(Records about charts and figures)

-*-*-

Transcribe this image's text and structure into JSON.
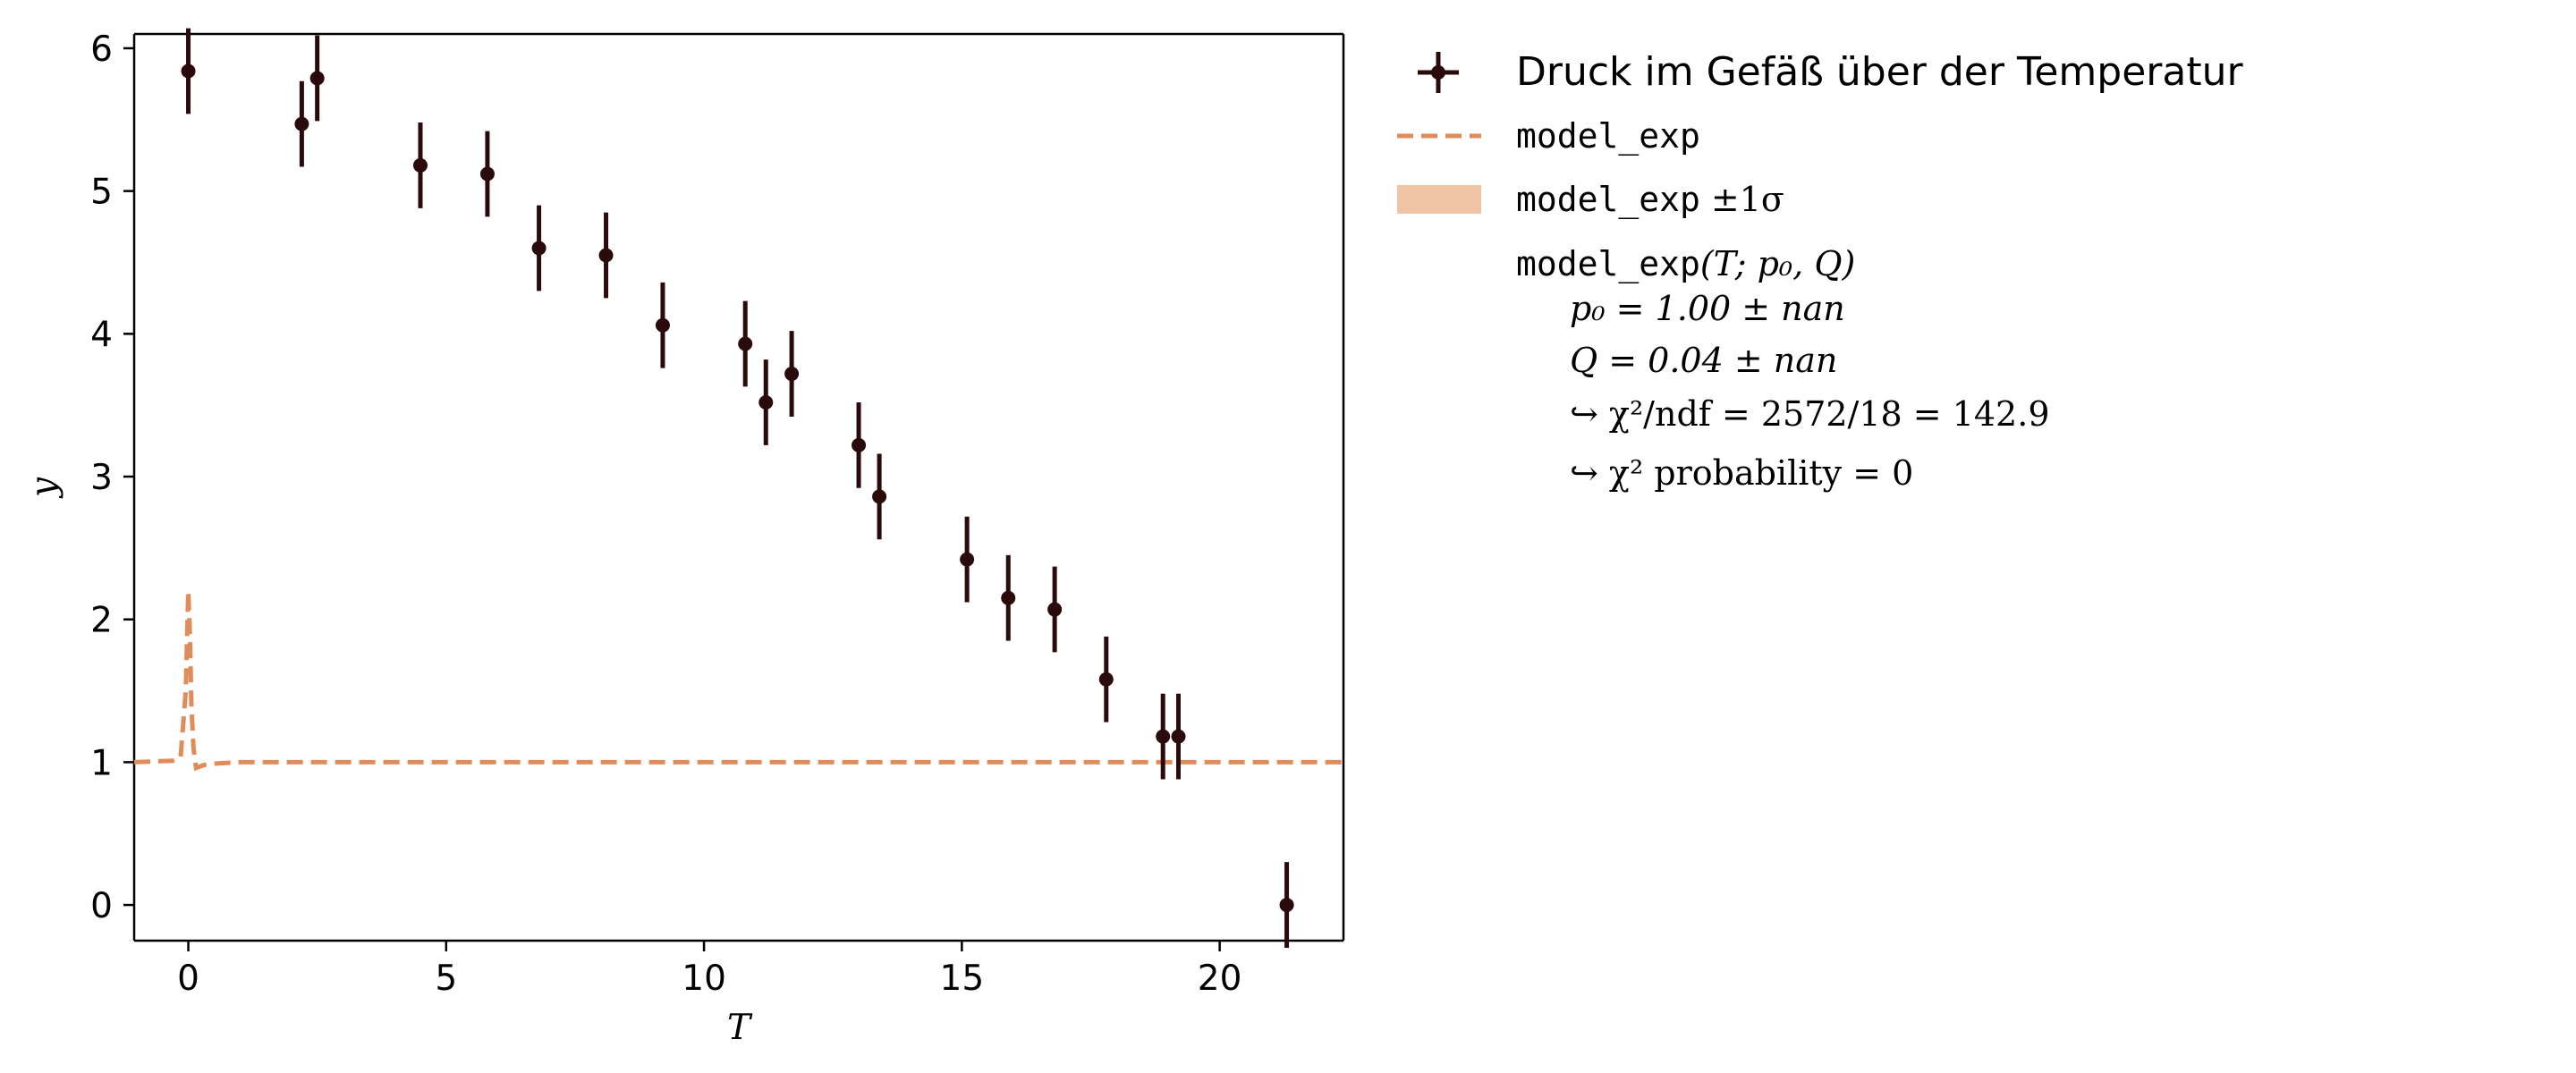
{
  "chart_data": {
    "type": "scatter",
    "title": "",
    "xlabel": "T",
    "ylabel": "y",
    "xlim": [
      -1.05,
      22.4
    ],
    "ylim": [
      -0.25,
      6.1
    ],
    "xticks": [
      0,
      5,
      10,
      15,
      20
    ],
    "yticks": [
      0,
      1,
      2,
      3,
      4,
      5,
      6
    ],
    "grid": false,
    "legend_location": "outside-right",
    "colors": {
      "data": "#2a0a0a",
      "model": "#e08c5a",
      "band": "#f0c4a6"
    },
    "series": [
      {
        "name": "Druck im Gefäß über der Temperatur",
        "kind": "errorbar",
        "x": [
          0.0,
          2.2,
          2.5,
          4.5,
          5.8,
          6.8,
          8.1,
          9.2,
          10.8,
          11.2,
          11.7,
          13.0,
          13.4,
          15.1,
          15.9,
          16.8,
          17.8,
          18.9,
          19.2,
          21.3
        ],
        "y": [
          5.84,
          5.47,
          5.79,
          5.18,
          5.12,
          4.6,
          4.55,
          4.06,
          3.93,
          3.52,
          3.72,
          3.22,
          2.86,
          2.42,
          2.15,
          2.07,
          1.58,
          1.18,
          1.18,
          0.0
        ],
        "yerr": 0.3
      },
      {
        "name": "model_exp",
        "kind": "line",
        "x": [
          -1.05,
          -0.3,
          -0.15,
          -0.05,
          0.0,
          0.03,
          0.06,
          0.1,
          0.15,
          0.3,
          0.5,
          1.0,
          5,
          10,
          15,
          20,
          22.4
        ],
        "y": [
          1.0,
          1.01,
          1.03,
          1.5,
          2.2,
          1.9,
          1.4,
          1.1,
          0.96,
          0.98,
          0.99,
          1.0,
          1.0,
          1.0,
          1.0,
          1.0,
          1.0
        ]
      }
    ],
    "legend": {
      "data_label": "Druck im Gefäß über der Temperatur",
      "model_label": "model_exp",
      "band_label_mono": "model_exp",
      "band_label_math": "±1σ",
      "fit_func_mono": "model_exp",
      "fit_func_args": "(T; p₀, Q)",
      "param_lines": [
        "p₀ = 1.00 ± nan",
        "Q = 0.04 ± nan"
      ],
      "chi2_ndf": "↪ χ²/ndf = 2572/18 = 142.9",
      "chi2_prob": "↪ χ² probability = 0"
    }
  }
}
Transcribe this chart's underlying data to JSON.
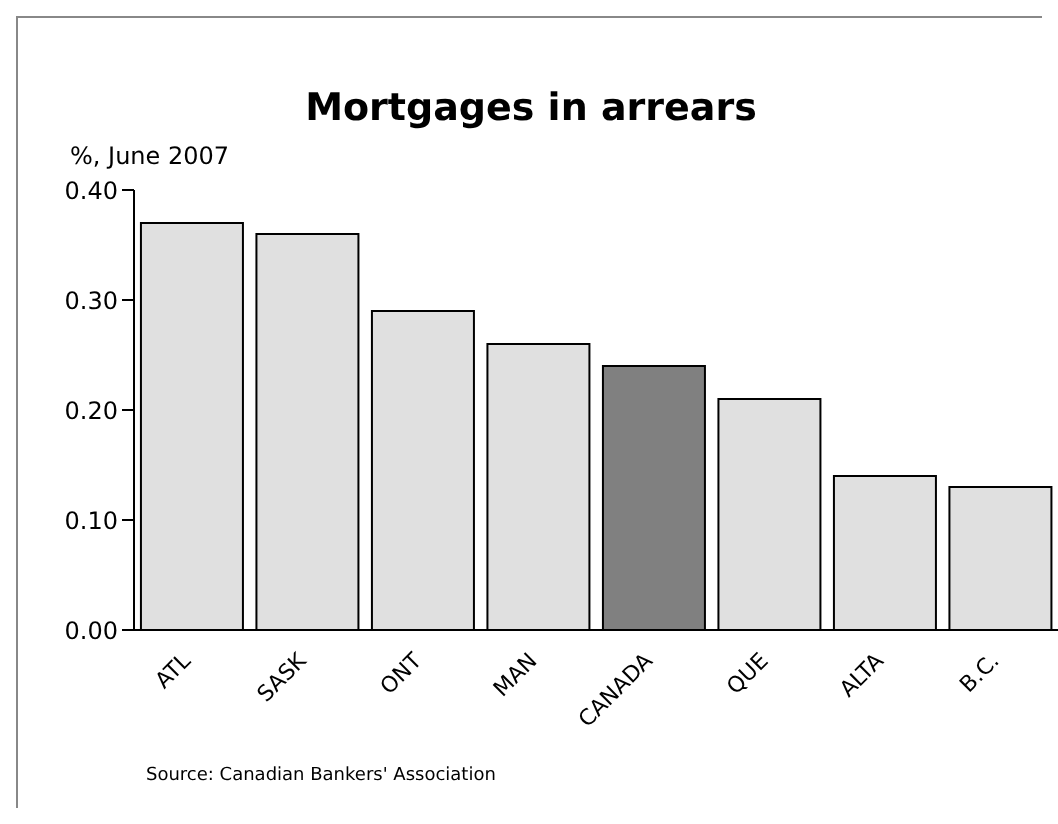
{
  "chart_data": {
    "type": "bar",
    "title": "Mortgages in arrears",
    "ylabel": "%, June 2007",
    "categories": [
      "ATL",
      "SASK",
      "ONT",
      "MAN",
      "CANADA",
      "QUE",
      "ALTA",
      "B.C."
    ],
    "values": [
      0.37,
      0.36,
      0.29,
      0.26,
      0.24,
      0.21,
      0.14,
      0.13
    ],
    "colors": [
      "#e0e0e0",
      "#e0e0e0",
      "#e0e0e0",
      "#e0e0e0",
      "#808080",
      "#e0e0e0",
      "#e0e0e0",
      "#e0e0e0"
    ],
    "ylim": [
      0,
      0.4
    ],
    "yticks": [
      {
        "value": 0,
        "label": "0.00"
      },
      {
        "value": 0.1,
        "label": "0.10"
      },
      {
        "value": 0.2,
        "label": "0.20"
      },
      {
        "value": 0.3,
        "label": "0.30"
      },
      {
        "value": 0.4,
        "label": "0.40"
      }
    ],
    "annotations": [
      "Source:  Canadian Bankers' Association"
    ]
  }
}
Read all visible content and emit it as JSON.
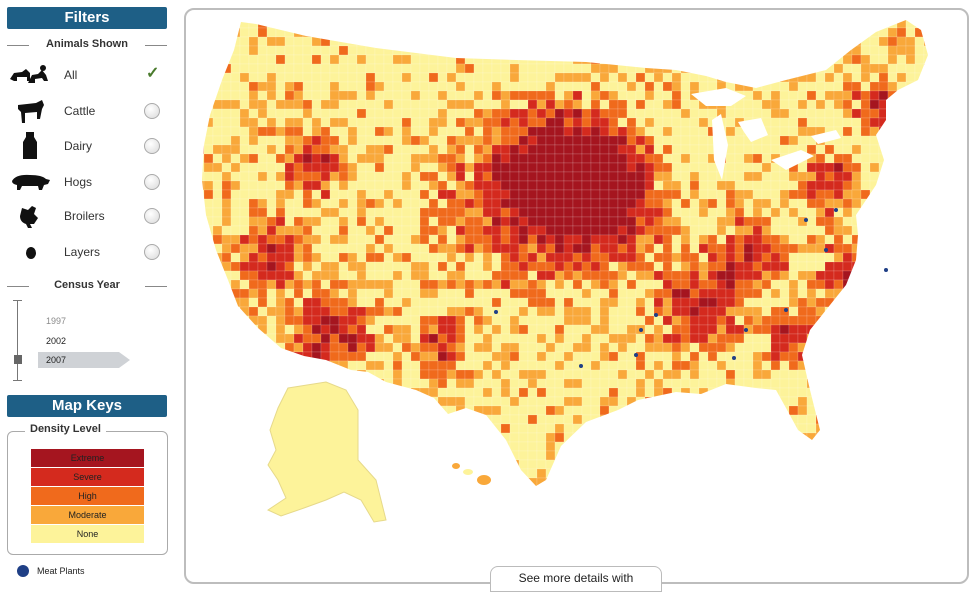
{
  "filters": {
    "title": "Filters",
    "animals_heading": "Animals Shown",
    "animals": [
      {
        "label": "All",
        "selected": true,
        "icon": "livestock-group-icon"
      },
      {
        "label": "Cattle",
        "selected": false,
        "icon": "cattle-icon"
      },
      {
        "label": "Dairy",
        "selected": false,
        "icon": "milk-bottle-icon"
      },
      {
        "label": "Hogs",
        "selected": false,
        "icon": "hog-icon"
      },
      {
        "label": "Broilers",
        "selected": false,
        "icon": "chicken-icon"
      },
      {
        "label": "Layers",
        "selected": false,
        "icon": "egg-icon"
      }
    ],
    "year_heading": "Census Year",
    "years": [
      "1997",
      "2002",
      "2007"
    ],
    "selected_year": "2007"
  },
  "map_keys": {
    "title": "Map Keys",
    "density_heading": "Density Level",
    "levels": [
      {
        "label": "Extreme",
        "color": "#a5151f"
      },
      {
        "label": "Severe",
        "color": "#d42a1e"
      },
      {
        "label": "High",
        "color": "#f06a1c"
      },
      {
        "label": "Moderate",
        "color": "#f9a83a"
      },
      {
        "label": "None",
        "color": "#fdf39a"
      }
    ],
    "meat_plants_label": "Meat Plants",
    "meat_plants_color": "#1f3f86"
  },
  "details_tab": "See more details with",
  "map": {
    "region": "United States",
    "alaska_color": "#fdf39a",
    "water_color": "#ffffff",
    "border_color": "#ffffff"
  }
}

-*-*-

State how many lines hold the word "über". The number is the whole answer.

Result.
2